*Directions for this task*. Output every entry exactly as written, but omit the pictures.

*Provided data*.
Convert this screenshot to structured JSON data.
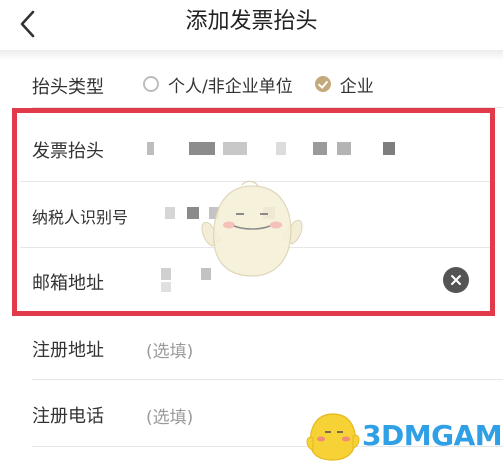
{
  "header": {
    "title": "添加发票抬头",
    "back_icon": "chevron-left-icon"
  },
  "form": {
    "title_type": {
      "label": "抬头类型",
      "options": [
        {
          "label": "个人/非企业单位",
          "checked": false
        },
        {
          "label": "企业",
          "checked": true
        }
      ]
    },
    "invoice_title": {
      "label": "发票抬头",
      "value_obscured": true
    },
    "tax_id": {
      "label": "纳税人识别号",
      "value_obscured": true
    },
    "email": {
      "label": "邮箱地址",
      "value_obscured": true,
      "clear_icon": "clear-icon"
    },
    "register_address": {
      "label": "注册地址",
      "placeholder": "(选填)"
    },
    "register_phone": {
      "label": "注册电话",
      "placeholder": "(选填)"
    }
  },
  "watermark": {
    "text": "3DMGAME"
  },
  "colors": {
    "accent": "#c4a97d",
    "highlight": "#e23a4b",
    "watermark": "#2f9fe6"
  }
}
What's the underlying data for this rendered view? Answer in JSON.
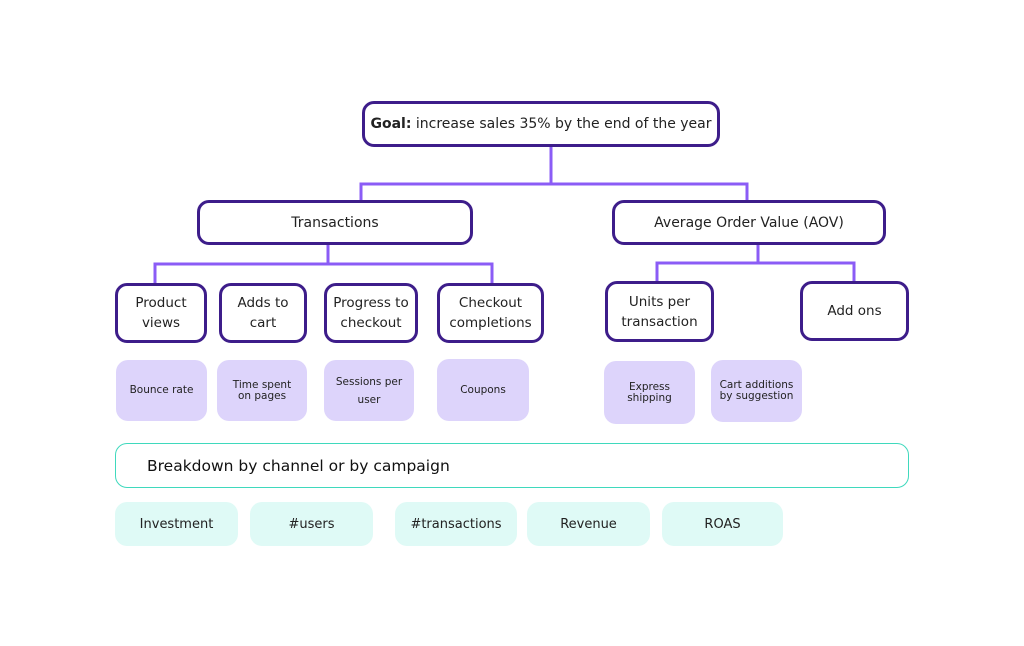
{
  "goal": {
    "label_bold": "Goal:",
    "label_rest": " increase sales 35% by the end of the year"
  },
  "level1": [
    {
      "label": "Transactions"
    },
    {
      "label": "Average Order Value (AOV)"
    }
  ],
  "transactions_children": [
    {
      "line1": "Product",
      "line2": "views"
    },
    {
      "line1": "Adds to",
      "line2": "cart"
    },
    {
      "line1": "Progress to",
      "line2": "checkout"
    },
    {
      "line1": "Checkout",
      "line2": "completions"
    }
  ],
  "aov_children": [
    {
      "line1": "Units per",
      "line2": "transaction"
    },
    {
      "line1": "Add ons",
      "line2": ""
    }
  ],
  "metric_tags": [
    {
      "line1": "Bounce rate",
      "line2": ""
    },
    {
      "line1": "Time spent",
      "line2": "on pages"
    },
    {
      "line1": "Sessions per",
      "line2": "user"
    },
    {
      "line1": "Coupons",
      "line2": ""
    },
    {
      "line1": "Express",
      "line2": "shipping"
    },
    {
      "line1": "Cart additions",
      "line2": "by suggestion"
    }
  ],
  "breakdown": {
    "label": "Breakdown by channel or by campaign"
  },
  "breakdown_metrics": [
    {
      "label": "Investment"
    },
    {
      "label": "#users"
    },
    {
      "label": "#transactions"
    },
    {
      "label": "Revenue"
    },
    {
      "label": "ROAS"
    }
  ],
  "colors": {
    "node_border": "#3d1d8a",
    "connector": "#8b5cf6",
    "metric_tag_bg": "#ddd4fb",
    "breakdown_border": "#3fd9bd",
    "breakdown_chip_bg": "#dffaf6"
  }
}
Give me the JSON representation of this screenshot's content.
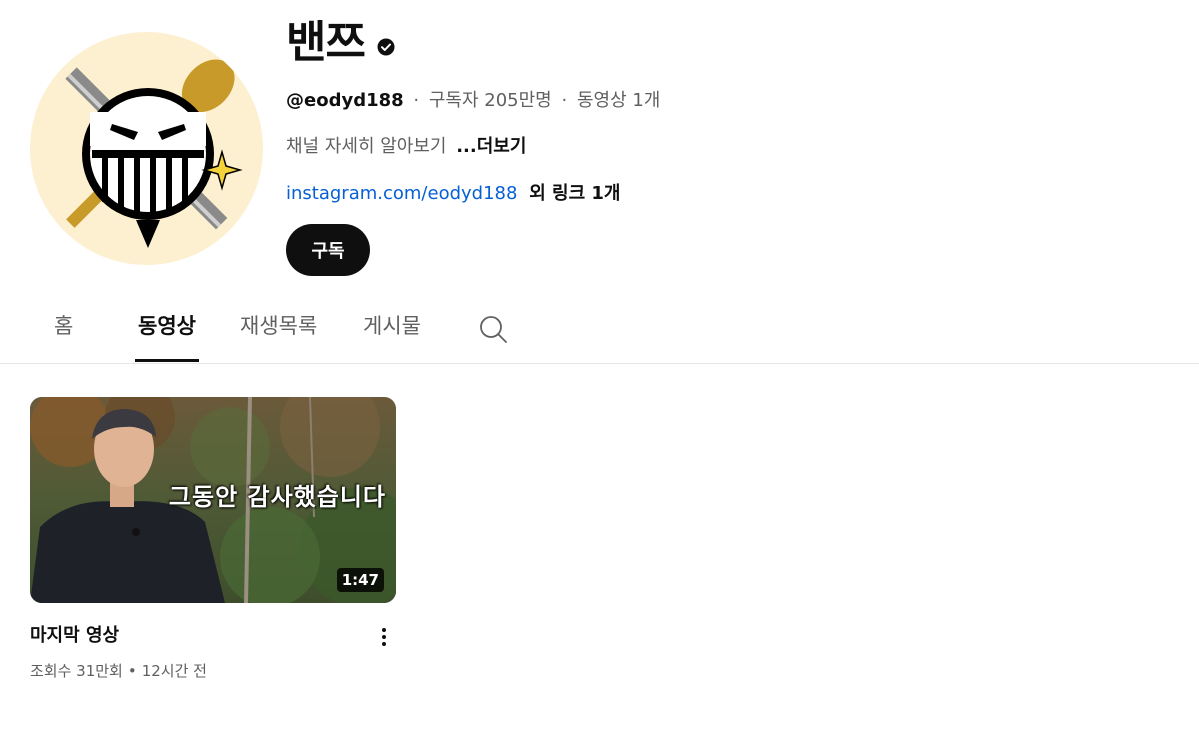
{
  "channel": {
    "name": "밴쯔",
    "verified_icon": "verified-check-icon",
    "handle": "@eodyd188",
    "subscribers": "구독자 205만명",
    "video_count": "동영상 1개",
    "separator": "·",
    "description": "채널 자세히 알아보기",
    "more_label": "...더보기",
    "link": "instagram.com/eodyd188",
    "extra_links": "외 링크 1개",
    "subscribe_label": "구독",
    "avatar_icon": "channel-logo-skull-icon"
  },
  "tabs": [
    {
      "label": "홈",
      "active": false
    },
    {
      "label": "동영상",
      "active": true
    },
    {
      "label": "재생목록",
      "active": false
    },
    {
      "label": "게시물",
      "active": false
    }
  ],
  "search_icon": "search-icon",
  "videos": [
    {
      "title": "마지막 영상",
      "thumbnail_text": "그동안 감사했습니다",
      "duration": "1:47",
      "views": "조회수 31만회",
      "separator": "•",
      "age": "12시간 전",
      "menu_icon": "more-vert-icon"
    }
  ],
  "colors": {
    "link": "#065fd4",
    "text_primary": "#0f0f0f",
    "text_secondary": "#606060",
    "avatar_bg": "#fdf0d0",
    "button_bg": "#0f0f0f"
  }
}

*Output below*.
Convert this screenshot to structured JSON data.
{
  "header": {
    "title": "添加发票抬头",
    "back_icon": "chevron-left-icon"
  },
  "form": {
    "title_type": {
      "label": "抬头类型",
      "options": [
        {
          "label": "个人/非企业单位",
          "checked": false
        },
        {
          "label": "企业",
          "checked": true
        }
      ]
    },
    "invoice_title": {
      "label": "发票抬头",
      "value_obscured": true
    },
    "tax_id": {
      "label": "纳税人识别号",
      "value_obscured": true
    },
    "email": {
      "label": "邮箱地址",
      "value_obscured": true,
      "clear_icon": "clear-icon"
    },
    "register_address": {
      "label": "注册地址",
      "placeholder": "(选填)"
    },
    "register_phone": {
      "label": "注册电话",
      "placeholder": "(选填)"
    }
  },
  "watermark": {
    "text": "3DMGAME"
  },
  "colors": {
    "accent": "#c4a97d",
    "highlight": "#e23a4b",
    "watermark": "#2f9fe6"
  }
}
What's the underlying data for this rendered view? Answer in JSON.
{
  "goal": {
    "label_bold": "Goal:",
    "label_rest": " increase sales 35% by the end of the year"
  },
  "level1": [
    {
      "label": "Transactions"
    },
    {
      "label": "Average Order Value (AOV)"
    }
  ],
  "transactions_children": [
    {
      "line1": "Product",
      "line2": "views"
    },
    {
      "line1": "Adds to",
      "line2": "cart"
    },
    {
      "line1": "Progress to",
      "line2": "checkout"
    },
    {
      "line1": "Checkout",
      "line2": "completions"
    }
  ],
  "aov_children": [
    {
      "line1": "Units per",
      "line2": "transaction"
    },
    {
      "line1": "Add ons",
      "line2": ""
    }
  ],
  "metric_tags": [
    {
      "line1": "Bounce rate",
      "line2": ""
    },
    {
      "line1": "Time spent",
      "line2": "on pages"
    },
    {
      "line1": "Sessions per",
      "line2": "user"
    },
    {
      "line1": "Coupons",
      "line2": ""
    },
    {
      "line1": "Express",
      "line2": "shipping"
    },
    {
      "line1": "Cart additions",
      "line2": "by suggestion"
    }
  ],
  "breakdown": {
    "label": "Breakdown by channel or by campaign"
  },
  "breakdown_metrics": [
    {
      "label": "Investment"
    },
    {
      "label": "#users"
    },
    {
      "label": "#transactions"
    },
    {
      "label": "Revenue"
    },
    {
      "label": "ROAS"
    }
  ],
  "colors": {
    "node_border": "#3d1d8a",
    "connector": "#8b5cf6",
    "metric_tag_bg": "#ddd4fb",
    "breakdown_border": "#3fd9bd",
    "breakdown_chip_bg": "#dffaf6"
  }
}
Give me the JSON representation of this screenshot's content.
{
  "channel": {
    "name": "밴쯔",
    "verified_icon": "verified-check-icon",
    "handle": "@eodyd188",
    "subscribers": "구독자 205만명",
    "video_count": "동영상 1개",
    "separator": "·",
    "description": "채널 자세히 알아보기",
    "more_label": "...더보기",
    "link": "instagram.com/eodyd188",
    "extra_links": "외 링크 1개",
    "subscribe_label": "구독",
    "avatar_icon": "channel-logo-skull-icon"
  },
  "tabs": [
    {
      "label": "홈",
      "active": false
    },
    {
      "label": "동영상",
      "active": true
    },
    {
      "label": "재생목록",
      "active": false
    },
    {
      "label": "게시물",
      "active": false
    }
  ],
  "search_icon": "search-icon",
  "videos": [
    {
      "title": "마지막 영상",
      "thumbnail_text": "그동안 감사했습니다",
      "duration": "1:47",
      "views": "조회수 31만회",
      "separator": "•",
      "age": "12시간 전",
      "menu_icon": "more-vert-icon"
    }
  ],
  "colors": {
    "link": "#065fd4",
    "text_primary": "#0f0f0f",
    "text_secondary": "#606060",
    "avatar_bg": "#fdf0d0",
    "button_bg": "#0f0f0f"
  }
}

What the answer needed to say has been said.